━━ DATASET EXTRACT ━━
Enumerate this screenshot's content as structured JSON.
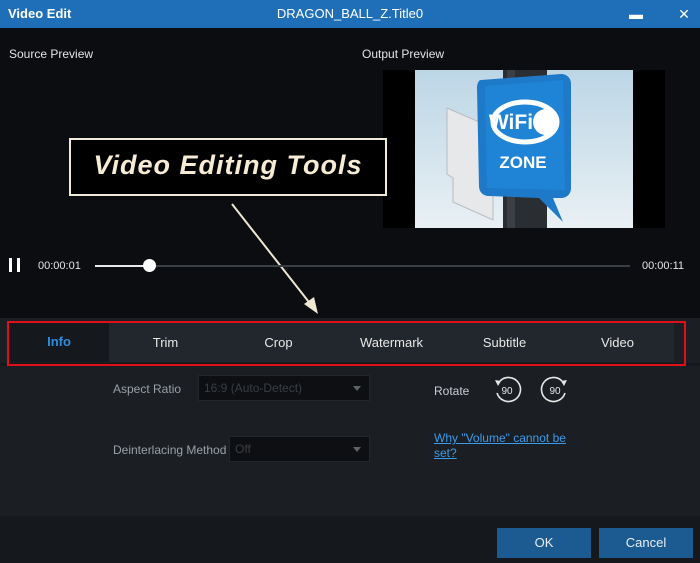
{
  "titlebar": {
    "app_title": "Video Edit",
    "file_title": "DRAGON_BALL_Z.Title0",
    "minimize_glyph": "▬",
    "close_glyph": "✕"
  },
  "preview": {
    "source_label": "Source Preview",
    "output_label": "Output Preview",
    "image_text": {
      "wifi": "WiFi",
      "zone": "ZONE"
    }
  },
  "callout": {
    "text": "Video Editing Tools"
  },
  "playback": {
    "current_time": "00:00:01",
    "total_time": "00:00:11",
    "progress": 0.1,
    "state_icon": "pause-icon"
  },
  "tabs": [
    {
      "label": "Info",
      "active": true
    },
    {
      "label": "Trim",
      "active": false
    },
    {
      "label": "Crop",
      "active": false
    },
    {
      "label": "Watermark",
      "active": false
    },
    {
      "label": "Subtitle",
      "active": false
    },
    {
      "label": "Video",
      "active": false
    }
  ],
  "info_pane": {
    "aspect_ratio_label": "Aspect Ratio",
    "aspect_ratio_value": "16:9 (Auto-Detect)",
    "deinterlacing_label": "Deinterlacing Method",
    "deinterlacing_value": "Off",
    "rotate_label": "Rotate",
    "rotate_left_value": "90",
    "rotate_right_value": "90",
    "volume_link": "Why \"Volume\" cannot be set?"
  },
  "footer": {
    "ok_label": "OK",
    "cancel_label": "Cancel"
  },
  "colors": {
    "titlebar": "#1f6fb8",
    "accent": "#2f8de0",
    "highlight_box": "#e0101b",
    "button": "#1c5b92"
  }
}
━━━
WHAT YOU ARE ASKED TO DO:
Copy each line in full and exactly, omitting any picture.

OUTPUT BELOW:
Enumerate this screenshot's content as structured JSON.
{
  "titlebar": {
    "app_title": "Video Edit",
    "file_title": "DRAGON_BALL_Z.Title0",
    "minimize_glyph": "▬",
    "close_glyph": "✕"
  },
  "preview": {
    "source_label": "Source Preview",
    "output_label": "Output Preview",
    "image_text": {
      "wifi": "WiFi",
      "zone": "ZONE"
    }
  },
  "callout": {
    "text": "Video Editing Tools"
  },
  "playback": {
    "current_time": "00:00:01",
    "total_time": "00:00:11",
    "progress": 0.1,
    "state_icon": "pause-icon"
  },
  "tabs": [
    {
      "label": "Info",
      "active": true
    },
    {
      "label": "Trim",
      "active": false
    },
    {
      "label": "Crop",
      "active": false
    },
    {
      "label": "Watermark",
      "active": false
    },
    {
      "label": "Subtitle",
      "active": false
    },
    {
      "label": "Video",
      "active": false
    }
  ],
  "info_pane": {
    "aspect_ratio_label": "Aspect Ratio",
    "aspect_ratio_value": "16:9 (Auto-Detect)",
    "deinterlacing_label": "Deinterlacing Method",
    "deinterlacing_value": "Off",
    "rotate_label": "Rotate",
    "rotate_left_value": "90",
    "rotate_right_value": "90",
    "volume_link": "Why \"Volume\" cannot be set?"
  },
  "footer": {
    "ok_label": "OK",
    "cancel_label": "Cancel"
  },
  "colors": {
    "titlebar": "#1f6fb8",
    "accent": "#2f8de0",
    "highlight_box": "#e0101b",
    "button": "#1c5b92"
  }
}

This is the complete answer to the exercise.